- Input records:

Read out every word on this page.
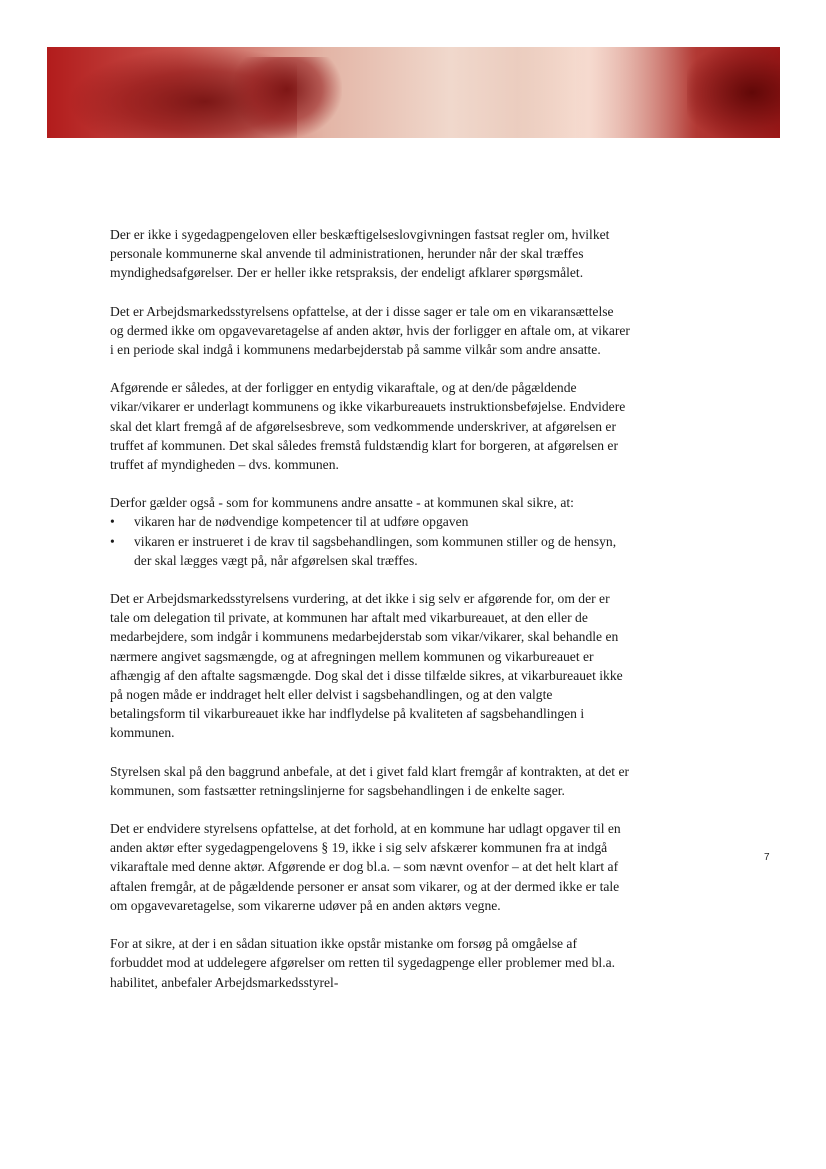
Der er ikke i sygedagpengeloven eller beskæftigelseslovgivningen fastsat regler om, hvilket personale kommunerne skal anvende til administrationen, herunder når der skal træffes myndighedsafgørelser. Der er heller ikke retspraksis, der endeligt afklarer spørgsmålet.

Det er Arbejdsmarkedsstyrelsens opfattelse, at der i disse sager er tale om en vikaransættelse og dermed ikke om opgavevaretagelse af anden aktør, hvis der forligger en aftale om, at vikarer i en periode skal indgå i kommunens medarbejderstab på samme vilkår som andre ansatte.

Afgørende er således, at der forligger en entydig vikaraftale, og at den/de pågældende vikar/vikarer er underlagt kommunens og ikke vikarbureauets instruktionsbeføjelse. Endvidere skal det klart fremgå af de afgørelsesbreve, som vedkommende underskriver, at afgørelsen er truffet af kommunen. Det skal således fremstå fuldstændig klart for borgeren, at afgørelsen er truffet af myndigheden – dvs. kommunen.

Derfor gælder også - som for kommunens andre ansatte - at kommunen skal sikre, at:

• vikaren har de nødvendige kompetencer til at udføre opgaven
• vikaren er instrueret i de krav til sagsbehandlingen, som kommunen stiller og de hensyn, der skal lægges vægt på, når afgørelsen skal træffes.

Det er Arbejdsmarkedsstyrelsens vurdering, at det ikke i sig selv er afgørende for, om der er tale om delegation til private, at kommunen har aftalt med vikarbureauet, at den eller de medarbejdere, som indgår i kommunens medarbejderstab som vikar/vikarer, skal behandle en nærmere angivet sagsmængde, og at afregningen mellem kommunen og vikarbureauet er afhængig af den aftalte sagsmængde. Dog skal det i disse tilfælde sikres, at vikarbureauet ikke på nogen måde er inddraget helt eller delvist i sagsbehandlingen, og at den valgte betalingsform til vikarbureauet ikke har indflydelse på kvaliteten af sagsbehandlingen i kommunen.

Styrelsen skal på den baggrund anbefale, at det i givet fald klart fremgår af kontrakten, at det er kommunen, som fastsætter retningslinjerne for sagsbehandlingen i de enkelte sager.

Det er endvidere styrelsens opfattelse, at det forhold, at en kommune har udlagt opgaver til en anden aktør efter sygedagpengelovens § 19, ikke i sig selv afskærer kommunen fra at indgå vikaraftale med denne aktør. Afgørende er dog bl.a. – som nævnt ovenfor – at det helt klart af aftalen fremgår, at de pågældende personer er ansat som vikarer, og at der dermed ikke er tale om opgavevaretagelse, som vikarerne udøver på en anden aktørs vegne.

For at sikre, at der i en sådan situation ikke opstår mistanke om forsøg på omgåelse af forbuddet mod at uddelegere afgørelser om retten til sygedagpenge eller problemer med bl.a. habilitet, anbefaler Arbejdsmarkedsstyrel-

7
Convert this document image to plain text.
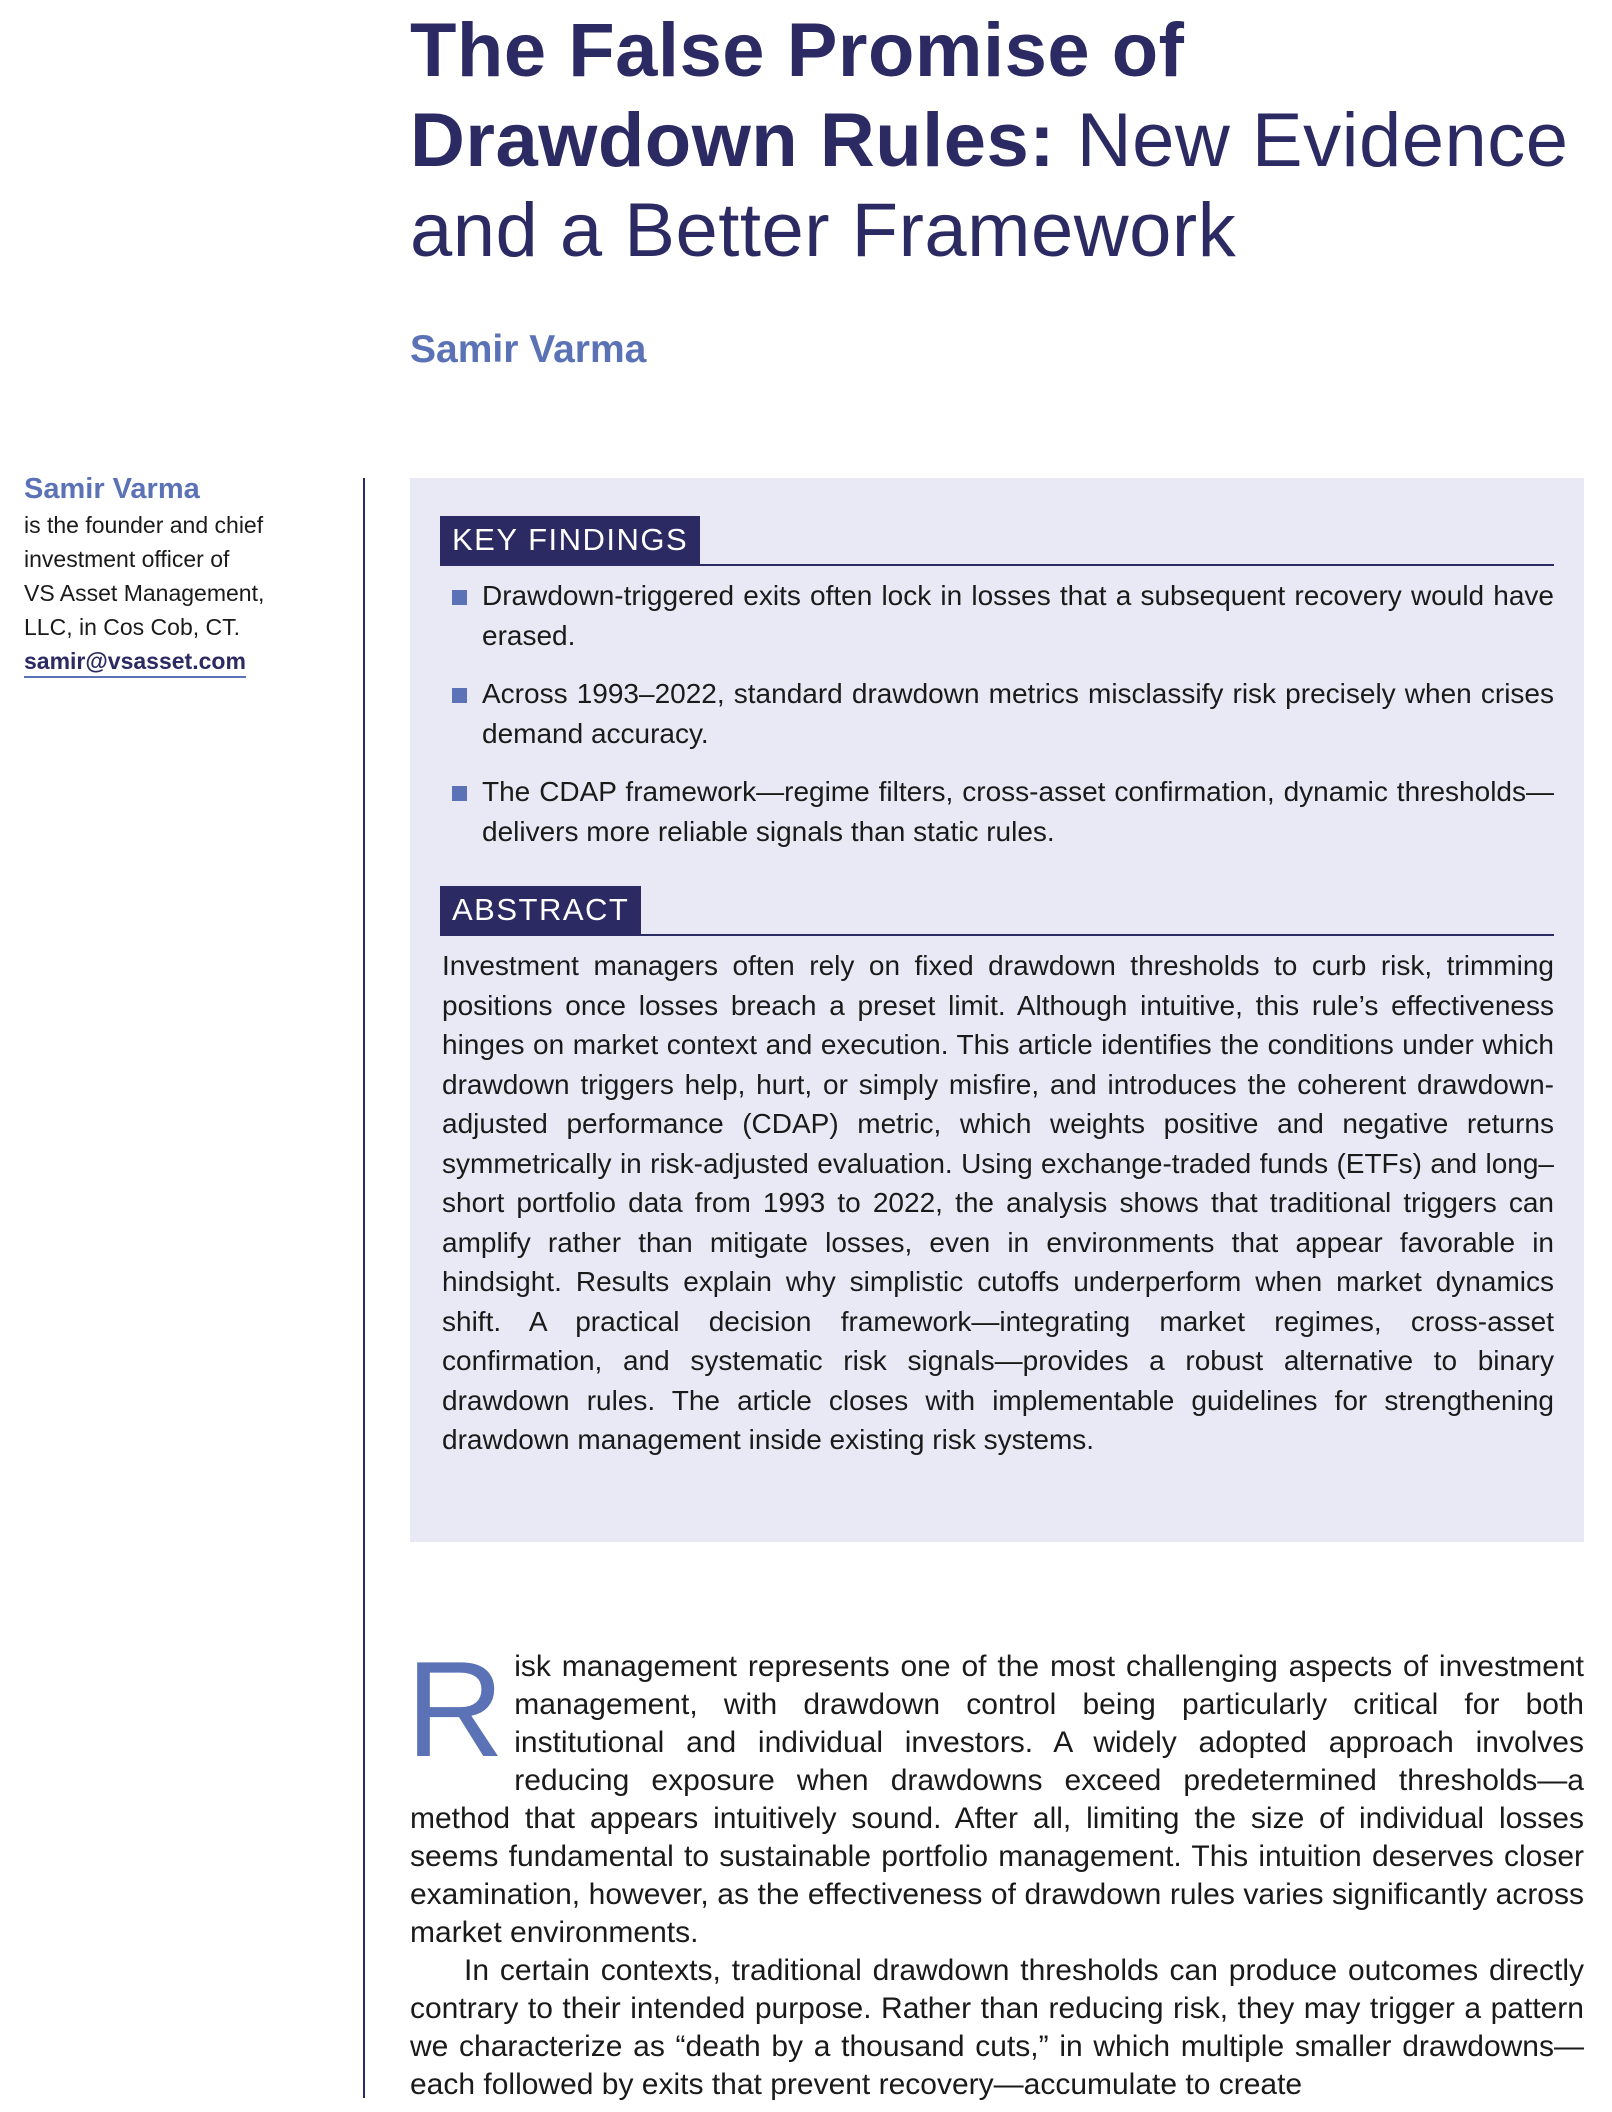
The False Promise of Drawdown Rules: New Evidence and a Better Framework
Samir Varma
Samir Varma
is the founder and chief
investment officer of
VS Asset Management,
LLC, in Cos Cob, CT.
samir@vsasset.com
KEY FINDINGS
Drawdown-triggered exits often lock in losses that a subsequent recovery would have erased.
Across 1993–2022, standard drawdown metrics misclassify risk precisely when crises demand accuracy.
The CDAP framework—regime filters, cross-asset confirmation, dynamic thresholds—delivers more reliable signals than static rules.
ABSTRACT

Investment managers often rely on fixed drawdown thresholds to curb risk, trimming positions once losses breach a preset limit. Although intuitive, this rule’s effectiveness hinges on market context and execution. This article identifies the conditions under which drawdown triggers help, hurt, or simply misfire, and introduces the coherent drawdown-adjusted performance (CDAP) metric, which weights positive and negative returns symmetrically in risk-adjusted evaluation. Using exchange-traded funds (ETFs) and long–short portfolio data from 1993 to 2022, the analysis shows that traditional triggers can amplify rather than mitigate losses, even in environments that appear favorable in hindsight. Results explain why simplistic cutoffs underperform when market dynamics shift. A practical decision framework—integrating market regimes, cross-asset confirmation, and systematic risk signals—provides a robust alternative to binary drawdown rules. The article closes with implementable guidelines for strengthening drawdown management inside existing risk systems.

R isk management represents one of the most challenging aspects of investment management, with drawdown control being particularly critical for both institutional and individual investors. A widely adopted approach involves reducing exposure when drawdowns exceed predetermined thresholds—a method that appears intuitively sound. After all, limiting the size of individual losses seems fundamental to sustainable portfolio management. This intuition deserves closer examination, however, as the effectiveness of drawdown rules varies significantly across market environments.

In certain contexts, traditional drawdown thresholds can produce outcomes directly contrary to their intended purpose. Rather than reducing risk, they may trigger a pattern we characterize as “death by a thousand cuts,” in which multiple smaller drawdowns—each followed by exits that prevent recovery—accumulate to create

- Short problem:
Of the lines above, copy each that contains "pågældende".

- Output for this task:
Afgørende er således, at der forligger en entydig vikaraftale, og at den/de pågældende vikar/vikarer er underlagt kommunens og ikke vikarbureauets instruktionsbeføjelse. Endvidere skal det klart fremgå af de afgørelsesbreve, som vedkommende underskriver, at afgørelsen er truffet af kommunen. Det skal således fremstå fuldstændig klart for borgeren, at afgørelsen er truffet af myndigheden – dvs. kommunen.
Det er endvidere styrelsens opfattelse, at det forhold, at en kommune har udlagt opgaver til en anden aktør efter sygedagpengelovens § 19, ikke i sig selv afskærer kommunen fra at indgå vikaraftale med denne aktør. Afgørende er dog bl.a. – som nævnt ovenfor – at det helt klart af aftalen fremgår, at de pågældende personer er ansat som vikarer, og at der dermed ikke er tale om opgavevaretagelse, som vikarerne udøver på en anden aktørs vegne.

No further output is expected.